■ **Exercise directions**: Locate all lines with the word "Ovarian". Copy them.

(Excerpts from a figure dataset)

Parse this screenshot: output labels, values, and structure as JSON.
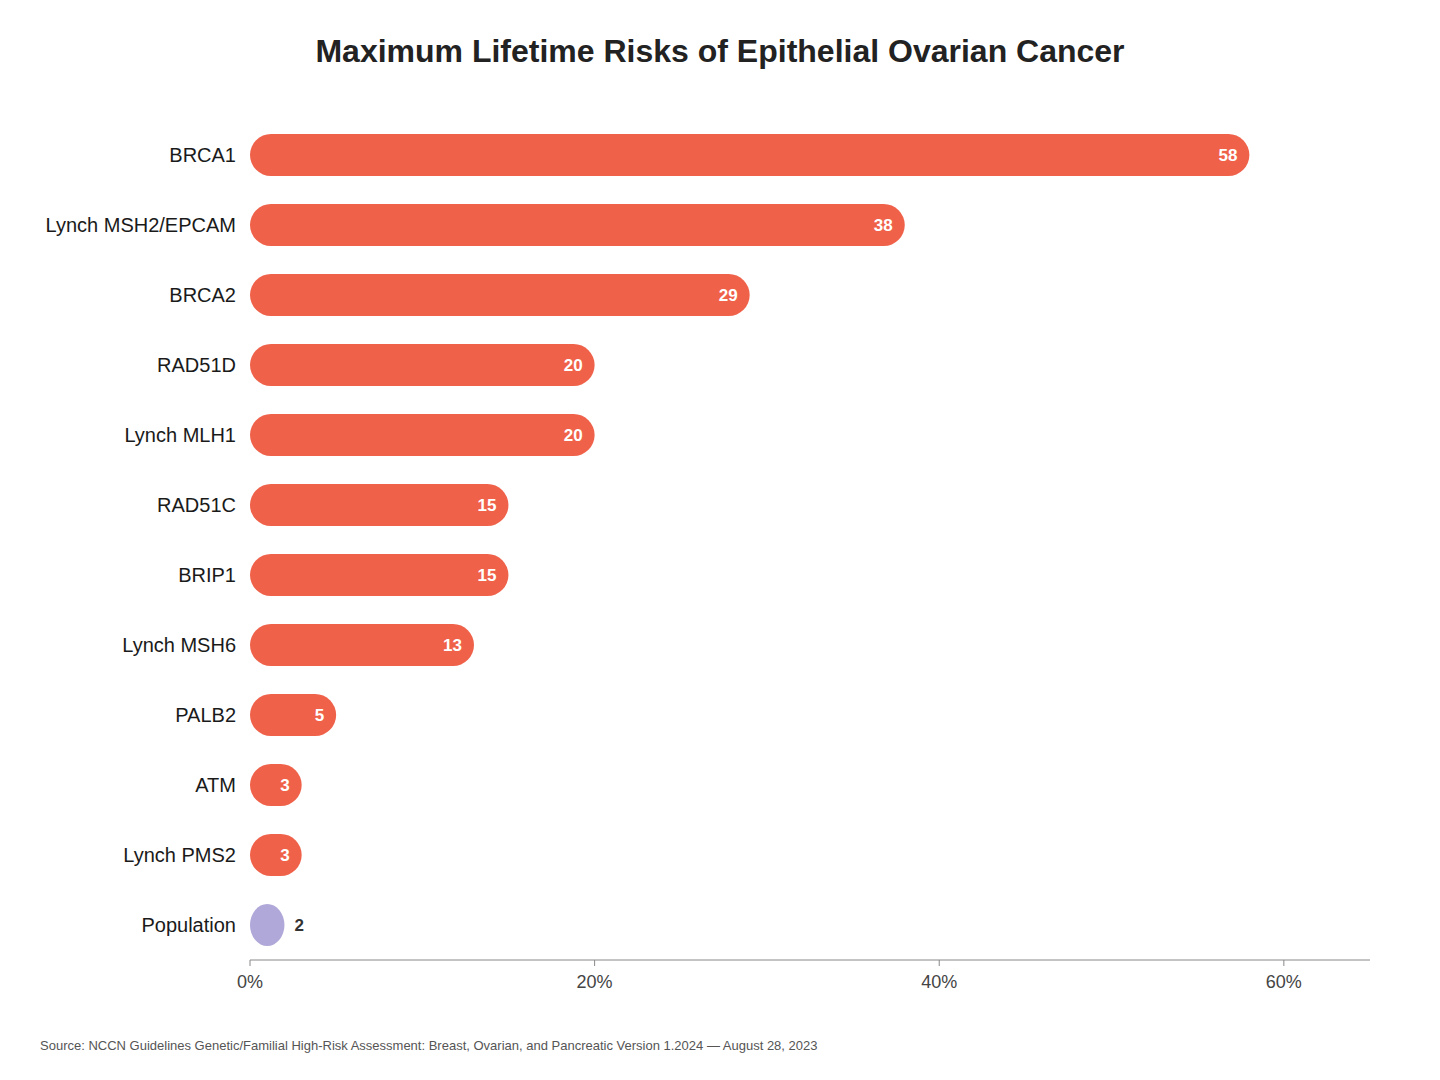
{
  "chart_data": {
    "type": "bar",
    "orientation": "horizontal",
    "title": "Maximum Lifetime Risks of Epithelial Ovarian Cancer",
    "categories": [
      "BRCA1",
      "Lynch MSH2/EPCAM",
      "BRCA2",
      "RAD51D",
      "Lynch MLH1",
      "RAD51C",
      "BRIP1",
      "Lynch MSH6",
      "PALB2",
      "ATM",
      "Lynch PMS2",
      "Population"
    ],
    "values": [
      58,
      38,
      29,
      20,
      20,
      15,
      15,
      13,
      5,
      3,
      3,
      2
    ],
    "colors": [
      "#F0614A",
      "#F0614A",
      "#F0614A",
      "#F0614A",
      "#F0614A",
      "#F0614A",
      "#F0614A",
      "#F0614A",
      "#F0614A",
      "#F0614A",
      "#F0614A",
      "#B0A8D8"
    ],
    "xlim": [
      0,
      65
    ],
    "xticks": [
      {
        "value": 0,
        "label": "0%"
      },
      {
        "value": 20,
        "label": "20%"
      },
      {
        "value": 40,
        "label": "40%"
      },
      {
        "value": 60,
        "label": "60%"
      }
    ],
    "grid": false,
    "data_labels": true,
    "annotations": [
      "Source: NCCN Guidelines Genetic/Familial High-Risk Assessment: Breast, Ovarian, and Pancreatic Version 1.2024 — August 28, 2023"
    ]
  }
}
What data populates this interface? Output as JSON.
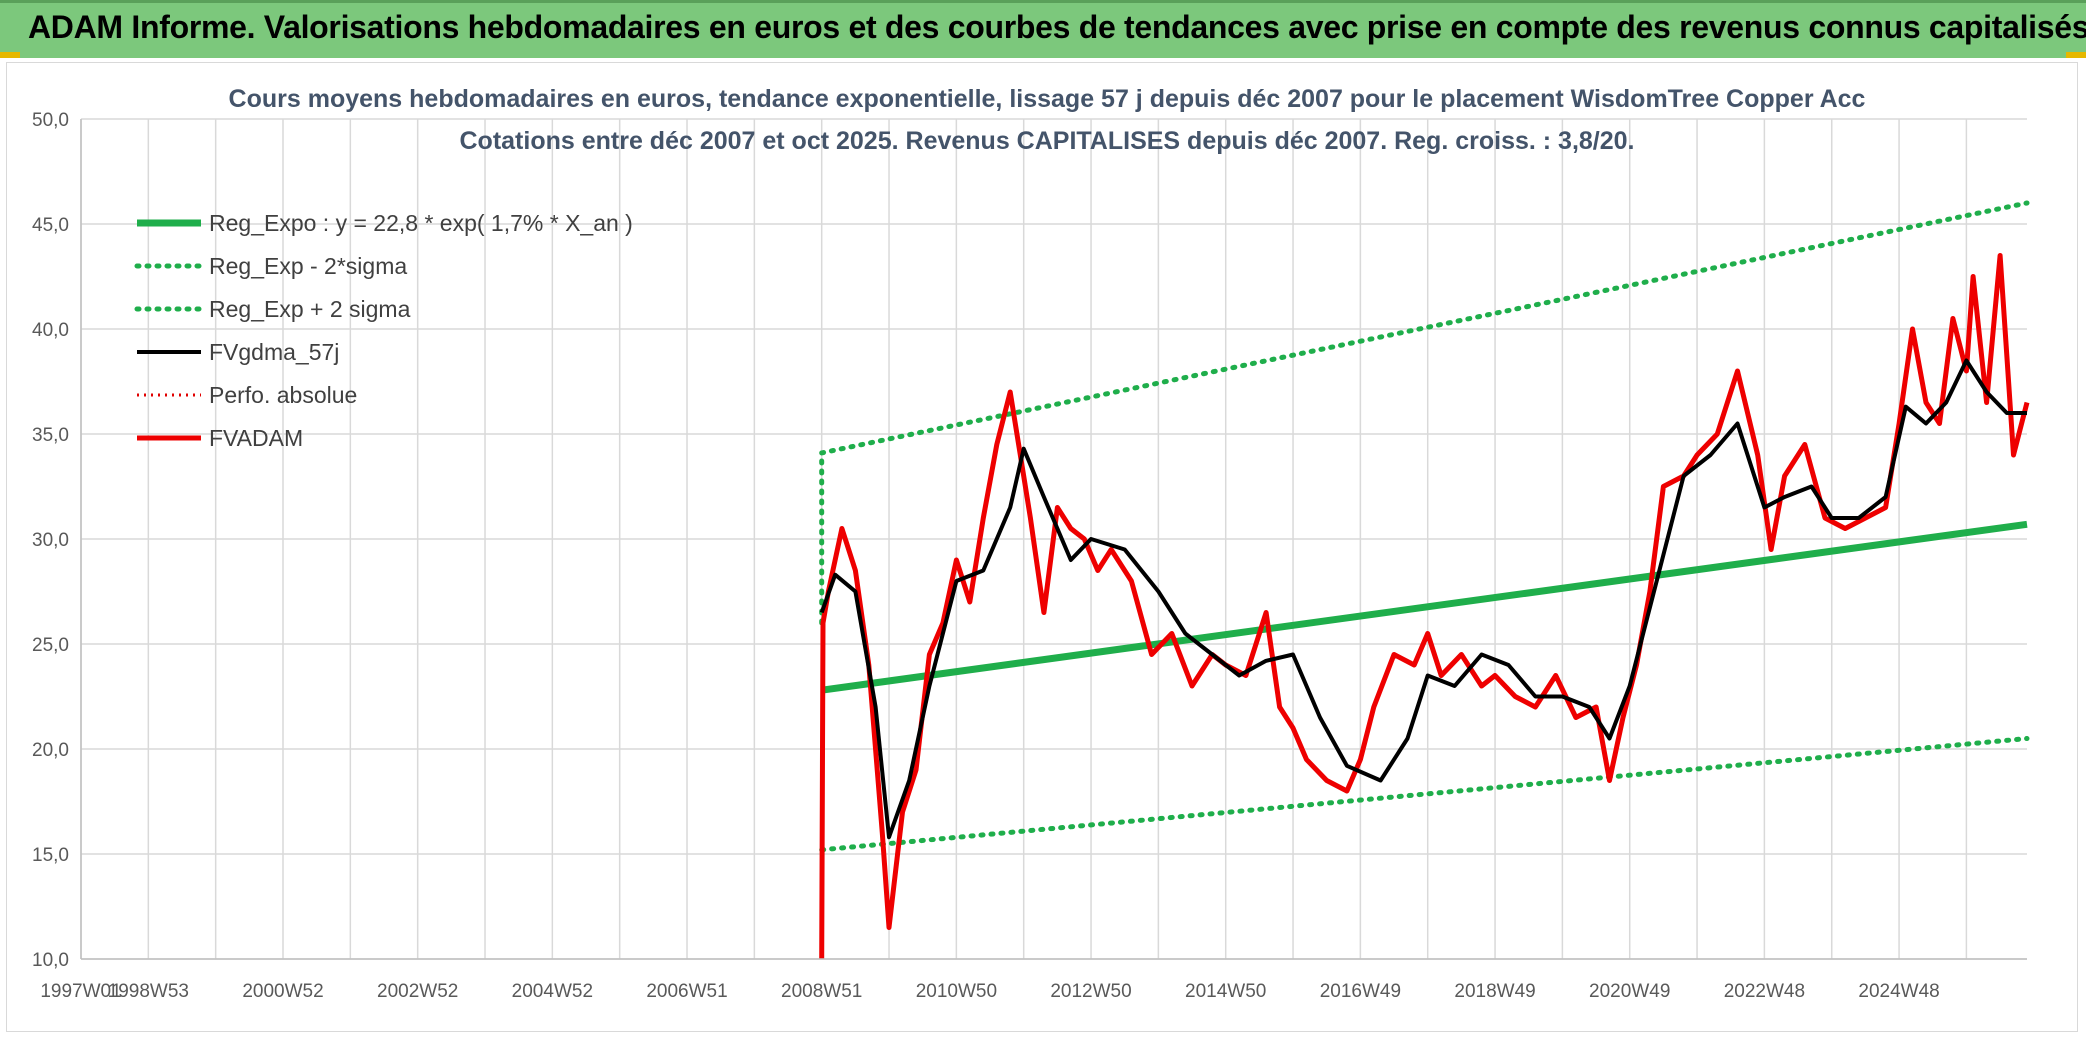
{
  "banner": {
    "title": "ADAM Informe. Valorisations hebdomadaires en euros et des courbes de tendances avec prise en compte des revenus connus capitalisés"
  },
  "colors": {
    "banner_bg": "#7cc87c",
    "reg_expo": "#1fae4b",
    "sigma_bands": "#1fae4b",
    "smoothed": "#000000",
    "perfo": "#e00000",
    "fvadam": "#ee0000",
    "grid": "#d9d9d9",
    "title_text": "#44546a"
  },
  "chart_data": {
    "type": "line",
    "title": "Cours moyens hebdomadaires en euros, tendance exponentielle, lissage 57 j depuis déc 2007 pour le placement WisdomTree Copper Acc",
    "subtitle": "Cotations entre déc 2007 et oct 2025. Revenus CAPITALISES depuis déc 2007. Reg. croiss. : 3,8/20.",
    "xlabel": "",
    "ylabel": "",
    "xlim": [
      1997.0,
      2025.9
    ],
    "ylim": [
      10,
      50
    ],
    "y_ticks": [
      "10,0",
      "15,0",
      "20,0",
      "25,0",
      "30,0",
      "35,0",
      "40,0",
      "45,0",
      "50,0"
    ],
    "x_tick_labels": [
      "1997W01",
      "1998W53",
      "2000W52",
      "2002W52",
      "2004W52",
      "2006W51",
      "2008W51",
      "2010W50",
      "2012W50",
      "2014W50",
      "2016W49",
      "2018W49",
      "2020W49",
      "2022W48",
      "2024W48"
    ],
    "x_tick_positions": [
      1997.0,
      1998.0,
      2000.0,
      2002.0,
      2004.0,
      2006.0,
      2008.0,
      2010.0,
      2012.0,
      2014.0,
      2016.0,
      2018.0,
      2020.0,
      2022.0,
      2024.0
    ],
    "grid": true,
    "legend_position": "top-left",
    "series": [
      {
        "name": "Reg_Expo : y = 22,8 * exp( 1,7% *  X_an )",
        "style": "solid-thick",
        "x": [
          2008.0,
          2025.9
        ],
        "y": [
          22.8,
          30.7
        ]
      },
      {
        "name": "Reg_Exp - 2*sigma",
        "style": "dotted",
        "x": [
          2008.0,
          2025.9
        ],
        "y": [
          15.2,
          20.5
        ]
      },
      {
        "name": "Reg_Exp + 2 sigma",
        "style": "dotted",
        "x": [
          2008.0,
          2008.0,
          2025.9
        ],
        "y": [
          26.0,
          34.1,
          46.0
        ]
      },
      {
        "name": "FVgdma_57j",
        "style": "solid",
        "x": [
          2008.0,
          2008.2,
          2008.5,
          2008.8,
          2009.0,
          2009.3,
          2009.6,
          2010.0,
          2010.4,
          2010.8,
          2011.0,
          2011.3,
          2011.7,
          2012.0,
          2012.5,
          2013.0,
          2013.4,
          2013.8,
          2014.2,
          2014.6,
          2015.0,
          2015.4,
          2015.8,
          2016.3,
          2016.7,
          2017.0,
          2017.4,
          2017.8,
          2018.2,
          2018.6,
          2019.0,
          2019.4,
          2019.7,
          2020.0,
          2020.4,
          2020.8,
          2021.2,
          2021.6,
          2022.0,
          2022.3,
          2022.7,
          2023.0,
          2023.4,
          2023.8,
          2024.1,
          2024.4,
          2024.7,
          2025.0,
          2025.3,
          2025.6,
          2025.9
        ],
        "y": [
          26.5,
          28.3,
          27.5,
          22.0,
          15.8,
          18.5,
          23.0,
          28.0,
          28.5,
          31.5,
          34.3,
          32.0,
          29.0,
          30.0,
          29.5,
          27.5,
          25.5,
          24.5,
          23.5,
          24.2,
          24.5,
          21.5,
          19.2,
          18.5,
          20.5,
          23.5,
          23.0,
          24.5,
          24.0,
          22.5,
          22.5,
          22.0,
          20.5,
          23.0,
          28.0,
          33.0,
          34.0,
          35.5,
          31.5,
          32.0,
          32.5,
          31.0,
          31.0,
          32.0,
          36.3,
          35.5,
          36.5,
          38.5,
          37.0,
          36.0,
          36.0
        ]
      },
      {
        "name": "Perfo. absolue",
        "style": "dotted",
        "x": [],
        "y": []
      },
      {
        "name": "FVADAM",
        "style": "solid-thick",
        "x": [
          2008.0,
          2008.02,
          2008.1,
          2008.3,
          2008.5,
          2008.7,
          2008.9,
          2009.0,
          2009.2,
          2009.4,
          2009.6,
          2009.8,
          2010.0,
          2010.2,
          2010.4,
          2010.6,
          2010.8,
          2011.0,
          2011.1,
          2011.3,
          2011.5,
          2011.7,
          2011.9,
          2012.1,
          2012.3,
          2012.6,
          2012.9,
          2013.2,
          2013.5,
          2013.8,
          2014.0,
          2014.3,
          2014.6,
          2014.8,
          2015.0,
          2015.2,
          2015.5,
          2015.8,
          2016.0,
          2016.2,
          2016.5,
          2016.8,
          2017.0,
          2017.2,
          2017.5,
          2017.8,
          2018.0,
          2018.3,
          2018.6,
          2018.9,
          2019.2,
          2019.5,
          2019.7,
          2019.9,
          2020.1,
          2020.3,
          2020.5,
          2020.8,
          2021.0,
          2021.3,
          2021.6,
          2021.9,
          2022.1,
          2022.3,
          2022.6,
          2022.9,
          2023.2,
          2023.5,
          2023.8,
          2024.0,
          2024.2,
          2024.4,
          2024.6,
          2024.8,
          2025.0,
          2025.1,
          2025.3,
          2025.5,
          2025.7,
          2025.9
        ],
        "y": [
          10.0,
          26.0,
          27.5,
          30.5,
          28.5,
          24.0,
          16.0,
          11.5,
          17.0,
          19.0,
          24.5,
          26.0,
          29.0,
          27.0,
          31.0,
          34.5,
          37.0,
          33.0,
          31.0,
          26.5,
          31.5,
          30.5,
          30.0,
          28.5,
          29.5,
          28.0,
          24.5,
          25.5,
          23.0,
          24.5,
          24.0,
          23.5,
          26.5,
          22.0,
          21.0,
          19.5,
          18.5,
          18.0,
          19.5,
          22.0,
          24.5,
          24.0,
          25.5,
          23.5,
          24.5,
          23.0,
          23.5,
          22.5,
          22.0,
          23.5,
          21.5,
          22.0,
          18.5,
          21.5,
          24.0,
          27.5,
          32.5,
          33.0,
          34.0,
          35.0,
          38.0,
          34.0,
          29.5,
          33.0,
          34.5,
          31.0,
          30.5,
          31.0,
          31.5,
          35.5,
          40.0,
          36.5,
          35.5,
          40.5,
          38.0,
          42.5,
          36.5,
          43.5,
          34.0,
          36.5
        ]
      }
    ]
  }
}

■ **Output for this exercise**:
    "title": "Maximum Lifetime Risks of Epithelial Ovarian Cancer",
      "Source: NCCN Guidelines Genetic/Familial High-Risk Assessment: Breast, Ovarian, and Pancreatic Version 1.2024 — August 28, 2023"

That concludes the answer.